Farwell’s Richard has been handicapped by the director’s decision to emphasize emotion over intellect. A “fighting machine”–as Richard is described in a program note–with a plan might have been interesting, but mindless evil quickly grows boring. There is no denying the craft of Farwell’s interpretation, but the way he delivers most of his lines in a hollow whisper, punctuated by occasional explosions of laughter, also grows repetitive. More compelling is Nelson Russo’s thoughtful Buckingham: Russo’s formidable size and parade-ground voice are notable in a production whose chief motif seems to be plenty of noise, and the louder the better.

Bertolt Brecht has sprinkled The Resistible Rise of Arturo Ui with speeches from Macbeth–there’s even a scene where Roma’s ghost returns to haunt Ui. But we see the real significance of Brecht’s gangster allegory in the headlines of the newspapers hawked by a street vendor between episodes. After Dogsborough, the chairman of the Cauliflower Trust, suffers a stroke, the headlines read “Hindenburg’s Death Imminent.” Roma’s death is announced “S.A. Chief Roehm and Friends Ambushed.” And when Cicero falls to Ui the headlines declare “Nazis Invade Austria. Terrorized Electorate Votes Yes for Hitler.” By the time the epilogue warns us that “Although the world stood up and stopped the bastard / The bitch that bore him is in heat again” we understand how the horrors of the Nazi regime have been part of a long, continuous history of injustice and despotism. The price of freedom, says Brecht, is indeed constant vigilance.

ENTRIES PROVIDED
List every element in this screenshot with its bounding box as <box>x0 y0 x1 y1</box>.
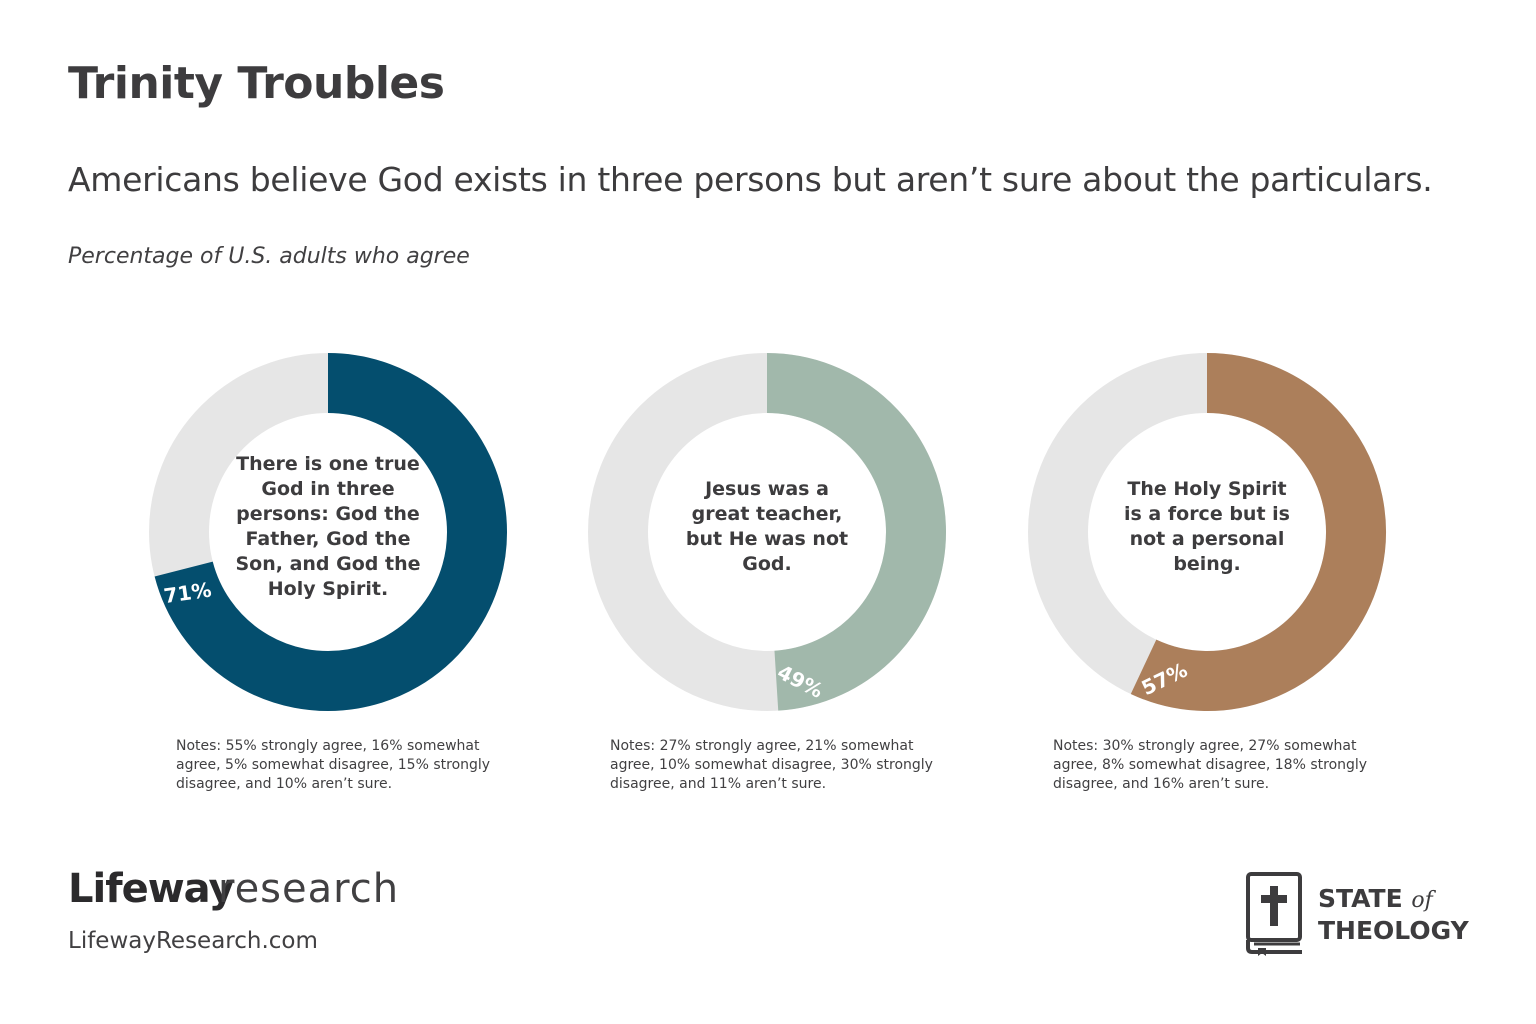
donut-notes: Notes: 30% strongly agree, 27% somewhat … <box>1053 738 1368 792</box>
donut-center-statement: Jesus was a great teacher, but He was no… <box>685 478 849 575</box>
donut-value-label: 49% <box>774 660 828 703</box>
lifeway-logo-research: research <box>218 866 400 912</box>
lifeway-logo-word: Lifeway <box>68 866 235 912</box>
sot-theology: THEOLOGY <box>1318 916 1469 945</box>
lifeway-url: LifewayResearch.com <box>68 928 318 954</box>
donut-remainder-slice <box>149 353 507 711</box>
donut-remainder-slice <box>588 353 946 711</box>
sot-state: STATE <box>1318 884 1403 913</box>
donut-value-label: 57% <box>1138 658 1192 700</box>
donut-notes: Notes: 27% strongly agree, 21% somewhat … <box>610 738 933 792</box>
donut-remainder-slice <box>1028 353 1386 711</box>
page-title: Trinity Troubles <box>68 58 445 109</box>
cross-book-icon <box>1246 872 1302 956</box>
donut-value-label: 71% <box>162 577 213 608</box>
donut-value-slice <box>766 353 946 711</box>
chart-caption: Percentage of U.S. adults who agree <box>68 244 470 269</box>
sot-of: of <box>1411 888 1433 913</box>
page-subtitle: Americans believe God exists in three pe… <box>68 160 1433 199</box>
donut-center-statement: There is one true God in three persons: … <box>235 453 421 600</box>
donut-value-slice <box>1130 353 1386 711</box>
donut-value-slice <box>154 353 507 711</box>
donut-notes: Notes: 55% strongly agree, 16% somewhat … <box>176 738 491 792</box>
state-of-theology-logo: STATE of THEOLOGY <box>1318 884 1469 946</box>
donut-center-statement: The Holy Spirit is a force but is not a … <box>1124 478 1290 575</box>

SET TASK
Decide whether each statement below agrees with the theater review above, and answer yes or no, quoting the words of the review that decide it. (a) The review finds Nelson Russo's Buckingham more compelling than Farwell's Richard. (b) Farwell delivers most of his lines in a loud, booming voice. (c) Dogsborough is the chairman of the Cauliflower Trust.

WRITTEN ANSWER
(a) Yes: "More compelling is Nelson Russo’s thoughtful Buckingham"
(b) No: "he delivers most of his lines in a hollow whisper"
(c) Yes: "Dogsborough, the chairman of the Cauliflower Trust"